◆ Problem to work on: Return the listing word for word, as given.

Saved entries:
---+---

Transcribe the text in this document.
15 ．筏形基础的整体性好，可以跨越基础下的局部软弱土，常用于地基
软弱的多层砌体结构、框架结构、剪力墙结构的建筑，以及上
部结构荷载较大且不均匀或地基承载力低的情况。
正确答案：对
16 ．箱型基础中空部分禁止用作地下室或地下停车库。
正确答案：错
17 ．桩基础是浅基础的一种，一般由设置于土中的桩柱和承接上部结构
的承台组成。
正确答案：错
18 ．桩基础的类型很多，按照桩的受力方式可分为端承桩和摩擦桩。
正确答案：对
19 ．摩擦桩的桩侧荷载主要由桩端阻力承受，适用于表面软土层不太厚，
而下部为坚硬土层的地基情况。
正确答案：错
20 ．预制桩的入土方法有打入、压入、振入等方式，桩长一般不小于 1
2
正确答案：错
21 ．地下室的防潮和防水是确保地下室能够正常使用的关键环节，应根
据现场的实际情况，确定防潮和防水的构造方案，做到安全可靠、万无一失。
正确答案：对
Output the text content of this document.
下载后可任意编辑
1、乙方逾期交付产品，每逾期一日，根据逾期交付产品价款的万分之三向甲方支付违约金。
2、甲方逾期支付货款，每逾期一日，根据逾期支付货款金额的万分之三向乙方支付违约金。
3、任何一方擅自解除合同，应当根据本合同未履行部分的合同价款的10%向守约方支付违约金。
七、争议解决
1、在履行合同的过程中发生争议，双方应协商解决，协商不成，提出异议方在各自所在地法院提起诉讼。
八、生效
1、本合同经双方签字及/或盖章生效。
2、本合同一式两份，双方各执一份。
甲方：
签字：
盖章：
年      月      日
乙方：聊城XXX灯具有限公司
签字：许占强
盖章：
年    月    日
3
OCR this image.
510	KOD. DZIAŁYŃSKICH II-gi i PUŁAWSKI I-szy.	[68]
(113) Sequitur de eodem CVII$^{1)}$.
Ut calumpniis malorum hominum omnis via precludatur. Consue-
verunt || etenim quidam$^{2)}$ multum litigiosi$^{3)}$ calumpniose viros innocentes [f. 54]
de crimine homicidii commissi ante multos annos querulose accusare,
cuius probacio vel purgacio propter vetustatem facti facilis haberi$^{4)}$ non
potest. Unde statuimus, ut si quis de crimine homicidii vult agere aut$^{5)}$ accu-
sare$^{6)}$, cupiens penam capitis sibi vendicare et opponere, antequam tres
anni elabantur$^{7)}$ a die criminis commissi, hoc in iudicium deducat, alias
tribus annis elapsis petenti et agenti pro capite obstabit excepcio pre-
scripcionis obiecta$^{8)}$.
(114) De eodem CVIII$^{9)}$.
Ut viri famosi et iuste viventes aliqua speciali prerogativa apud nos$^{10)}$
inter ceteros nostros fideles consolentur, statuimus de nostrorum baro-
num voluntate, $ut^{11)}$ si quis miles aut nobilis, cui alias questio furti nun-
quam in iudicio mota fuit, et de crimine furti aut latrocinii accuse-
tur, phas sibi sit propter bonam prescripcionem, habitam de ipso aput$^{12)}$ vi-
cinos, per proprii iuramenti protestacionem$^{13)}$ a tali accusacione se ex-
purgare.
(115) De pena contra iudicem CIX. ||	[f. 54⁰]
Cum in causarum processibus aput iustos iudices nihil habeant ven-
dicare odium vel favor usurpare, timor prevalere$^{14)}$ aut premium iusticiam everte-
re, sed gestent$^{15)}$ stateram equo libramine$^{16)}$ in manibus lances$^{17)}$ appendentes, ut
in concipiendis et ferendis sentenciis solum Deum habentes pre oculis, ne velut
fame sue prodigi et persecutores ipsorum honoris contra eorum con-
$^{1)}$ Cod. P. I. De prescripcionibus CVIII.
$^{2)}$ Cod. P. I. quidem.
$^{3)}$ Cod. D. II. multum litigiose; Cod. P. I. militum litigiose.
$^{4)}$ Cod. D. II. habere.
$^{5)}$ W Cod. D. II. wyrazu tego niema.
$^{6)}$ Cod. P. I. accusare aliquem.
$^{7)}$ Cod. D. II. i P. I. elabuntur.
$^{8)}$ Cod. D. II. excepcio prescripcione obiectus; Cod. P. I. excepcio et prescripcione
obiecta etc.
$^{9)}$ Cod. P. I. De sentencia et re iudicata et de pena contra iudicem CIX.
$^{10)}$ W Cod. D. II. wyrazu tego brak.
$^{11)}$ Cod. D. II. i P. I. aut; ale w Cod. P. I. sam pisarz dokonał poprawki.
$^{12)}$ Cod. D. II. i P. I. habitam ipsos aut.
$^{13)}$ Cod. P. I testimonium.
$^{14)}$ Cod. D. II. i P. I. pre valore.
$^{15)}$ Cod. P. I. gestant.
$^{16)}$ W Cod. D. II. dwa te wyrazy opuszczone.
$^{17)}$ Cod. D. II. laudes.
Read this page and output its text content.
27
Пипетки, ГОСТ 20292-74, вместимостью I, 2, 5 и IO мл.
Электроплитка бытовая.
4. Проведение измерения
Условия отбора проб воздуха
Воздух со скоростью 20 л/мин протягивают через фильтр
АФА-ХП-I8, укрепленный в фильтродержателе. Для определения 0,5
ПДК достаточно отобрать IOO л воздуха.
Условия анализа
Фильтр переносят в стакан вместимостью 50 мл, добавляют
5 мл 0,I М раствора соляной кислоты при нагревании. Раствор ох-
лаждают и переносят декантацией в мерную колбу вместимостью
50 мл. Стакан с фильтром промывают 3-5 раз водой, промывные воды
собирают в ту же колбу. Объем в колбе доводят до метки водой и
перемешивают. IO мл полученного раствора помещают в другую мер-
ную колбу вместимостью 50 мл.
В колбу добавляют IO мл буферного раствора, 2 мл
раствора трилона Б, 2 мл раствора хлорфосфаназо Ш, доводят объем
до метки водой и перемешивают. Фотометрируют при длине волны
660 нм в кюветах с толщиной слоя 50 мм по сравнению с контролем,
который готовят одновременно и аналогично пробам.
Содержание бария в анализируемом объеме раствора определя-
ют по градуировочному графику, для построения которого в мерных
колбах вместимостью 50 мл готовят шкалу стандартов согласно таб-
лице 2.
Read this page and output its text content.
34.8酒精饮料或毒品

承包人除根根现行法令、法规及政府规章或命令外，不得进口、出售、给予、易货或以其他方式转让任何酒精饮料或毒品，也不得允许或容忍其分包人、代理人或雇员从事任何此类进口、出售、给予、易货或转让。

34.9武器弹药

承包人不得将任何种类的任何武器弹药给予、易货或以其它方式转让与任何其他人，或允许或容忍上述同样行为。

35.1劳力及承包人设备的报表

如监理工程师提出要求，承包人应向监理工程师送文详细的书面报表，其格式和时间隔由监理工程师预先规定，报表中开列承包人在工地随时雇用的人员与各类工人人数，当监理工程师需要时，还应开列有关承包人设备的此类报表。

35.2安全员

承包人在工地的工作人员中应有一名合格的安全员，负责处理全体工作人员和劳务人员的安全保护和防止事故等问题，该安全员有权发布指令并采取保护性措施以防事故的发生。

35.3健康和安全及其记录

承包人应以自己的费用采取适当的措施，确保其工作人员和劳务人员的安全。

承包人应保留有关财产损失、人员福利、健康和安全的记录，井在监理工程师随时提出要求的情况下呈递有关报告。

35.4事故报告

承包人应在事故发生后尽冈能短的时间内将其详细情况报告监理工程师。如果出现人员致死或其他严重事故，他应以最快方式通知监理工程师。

---+---

◆ Correct answer:
Transcribe the text in this document.
15 ．筏形基础的整体性好，可以跨越基础下的局部软弱土，常用于地基
软弱的多层砌体结构、框架结构、剪力墙结构的建筑，以及上
部结构荷载较大且不均匀或地基承载力低的情况。
正确答案：对
16 ．箱型基础中空部分禁止用作地下室或地下停车库。
正确答案：错
17 ．桩基础是浅基础的一种，一般由设置于土中的桩柱和承接上部结构
的承台组成。
正确答案：错
18 ．桩基础的类型很多，按照桩的受力方式可分为端承桩和摩擦桩。
正确答案：对
19 ．摩擦桩的桩侧荷载主要由桩端阻力承受，适用于表面软土层不太厚，
而下部为坚硬土层的地基情况。
正确答案：错
20 ．预制桩的入土方法有打入、压入、振入等方式，桩长一般不小于 1
2
正确答案：错
21 ．地下室的防潮和防水是确保地下室能够正常使用的关键环节，应根
据现场的实际情况，确定防潮和防水的构造方案，做到安全可靠、万无一失。
正确答案：对
Output the text content of this document.
下载后可任意编辑
1、乙方逾期交付产品，每逾期一日，根据逾期交付产品价款的万分之三向甲方支付违约金。
2、甲方逾期支付货款，每逾期一日，根据逾期支付货款金额的万分之三向乙方支付违约金。
3、任何一方擅自解除合同，应当根据本合同未履行部分的合同价款的10%向守约方支付违约金。
七、争议解决
1、在履行合同的过程中发生争议，双方应协商解决，协商不成，提出异议方在各自所在地法院提起诉讼。
八、生效
1、本合同经双方签字及/或盖章生效。
2、本合同一式两份，双方各执一份。
甲方：
签字：
盖章：
年      月      日
乙方：聊城XXX灯具有限公司
签字：许占强
盖章：
年    月    日
3
OCR this image.
510	KOD. DZIAŁYŃSKICH II-gi i PUŁAWSKI I-szy.	[68]
(113) Sequitur de eodem CVII$^{1)}$.
Ut calumpniis malorum hominum omnis via precludatur. Consue-
verunt || etenim quidam$^{2)}$ multum litigiosi$^{3)}$ calumpniose viros innocentes [f. 54]
de crimine homicidii commissi ante multos annos querulose accusare,
cuius probacio vel purgacio propter vetustatem facti facilis haberi$^{4)}$ non
potest. Unde statuimus, ut si quis de crimine homicidii vult agere aut$^{5)}$ accu-
sare$^{6)}$, cupiens penam capitis sibi vendicare et opponere, antequam tres
anni elabantur$^{7)}$ a die criminis commissi, hoc in iudicium deducat, alias
tribus annis elapsis petenti et agenti pro capite obstabit excepcio pre-
scripcionis obiecta$^{8)}$.
(114) De eodem CVIII$^{9)}$.
Ut viri famosi et iuste viventes aliqua speciali prerogativa apud nos$^{10)}$
inter ceteros nostros fideles consolentur, statuimus de nostrorum baro-
num voluntate, $ut^{11)}$ si quis miles aut nobilis, cui alias questio furti nun-
quam in iudicio mota fuit, et de crimine furti aut latrocinii accuse-
tur, phas sibi sit propter bonam prescripcionem, habitam de ipso aput$^{12)}$ vi-
cinos, per proprii iuramenti protestacionem$^{13)}$ a tali accusacione se ex-
purgare.
(115) De pena contra iudicem CIX. ||	[f. 54⁰]
Cum in causarum processibus aput iustos iudices nihil habeant ven-
dicare odium vel favor usurpare, timor prevalere$^{14)}$ aut premium iusticiam everte-
re, sed gestent$^{15)}$ stateram equo libramine$^{16)}$ in manibus lances$^{17)}$ appendentes, ut
in concipiendis et ferendis sentenciis solum Deum habentes pre oculis, ne velut
fame sue prodigi et persecutores ipsorum honoris contra eorum con-
$^{1)}$ Cod. P. I. De prescripcionibus CVIII.
$^{2)}$ Cod. P. I. quidem.
$^{3)}$ Cod. D. II. multum litigiose; Cod. P. I. militum litigiose.
$^{4)}$ Cod. D. II. habere.
$^{5)}$ W Cod. D. II. wyrazu tego niema.
$^{6)}$ Cod. P. I. accusare aliquem.
$^{7)}$ Cod. D. II. i P. I. elabuntur.
$^{8)}$ Cod. D. II. excepcio prescripcione obiectus; Cod. P. I. excepcio et prescripcione
obiecta etc.
$^{9)}$ Cod. P. I. De sentencia et re iudicata et de pena contra iudicem CIX.
$^{10)}$ W Cod. D. II. wyrazu tego brak.
$^{11)}$ Cod. D. II. i P. I. aut; ale w Cod. P. I. sam pisarz dokonał poprawki.
$^{12)}$ Cod. D. II. i P. I. habitam ipsos aut.
$^{13)}$ Cod. P. I testimonium.
$^{14)}$ Cod. D. II. i P. I. pre valore.
$^{15)}$ Cod. P. I. gestant.
$^{16)}$ W Cod. D. II. dwa te wyrazy opuszczone.
$^{17)}$ Cod. D. II. laudes.
Read this page and output its text content.
27
Пипетки, ГОСТ 20292-74, вместимостью I, 2, 5 и IO мл.
Электроплитка бытовая.
4. Проведение измерения
Условия отбора проб воздуха
Воздух со скоростью 20 л/мин протягивают через фильтр
АФА-ХП-I8, укрепленный в фильтродержателе. Для определения 0,5
ПДК достаточно отобрать IOO л воздуха.
Условия анализа
Фильтр переносят в стакан вместимостью 50 мл, добавляют
5 мл 0,I М раствора соляной кислоты при нагревании. Раствор ох-
лаждают и переносят декантацией в мерную колбу вместимостью
50 мл. Стакан с фильтром промывают 3-5 раз водой, промывные воды
собирают в ту же колбу. Объем в колбе доводят до метки водой и
перемешивают. IO мл полученного раствора помещают в другую мер-
ную колбу вместимостью 50 мл.
В колбу добавляют IO мл буферного раствора, 2 мл
раствора трилона Б, 2 мл раствора хлорфосфаназо Ш, доводят объем
до метки водой и перемешивают. Фотометрируют при длине волны
660 нм в кюветах с толщиной слоя 50 мм по сравнению с контролем,
который готовят одновременно и аналогично пробам.
Содержание бария в анализируемом объеме раствора определя-
ют по градуировочному графику, для построения которого в мерных
колбах вместимостью 50 мл готовят шкалу стандартов согласно таб-
лице 2.
Read this page and output its text content.
34.8酒精饮料或毒品

承包人除根根现行法令、法规及政府规章或命令外，不得进口、出售、给予、易货或以其他方式转让任何酒精饮料或毒品，也不得允许或容忍其分包人、代理人或雇员从事任何此类进口、出售、给予、易货或转让。

34.9武器弹药

承包人不得将任何种类的任何武器弹药给予、易货或以其它方式转让与任何其他人，或允许或容忍上述同样行为。

35.1劳力及承包人设备的报表

如监理工程师提出要求，承包人应向监理工程师送文详细的书面报表，其格式和时间隔由监理工程师预先规定，报表中开列承包人在工地随时雇用的人员与各类工人人数，当监理工程师需要时，还应开列有关承包人设备的此类报表。

35.2安全员

承包人在工地的工作人员中应有一名合格的安全员，负责处理全体工作人员和劳务人员的安全保护和防止事故等问题，该安全员有权发布指令并采取保护性措施以防事故的发生。

35.3健康和安全及其记录

承包人应以自己的费用采取适当的措施，确保其工作人员和劳务人员的安全。

承包人应保留有关财产损失、人员福利、健康和安全的记录，井在监理工程师随时提出要求的情况下呈递有关报告。

35.4事故报告

承包人应在事故发生后尽冈能短的时间内将其详细情况报告监理工程师。如果出现人员致死或其他严重事故，他应以最快方式通知监理工程师。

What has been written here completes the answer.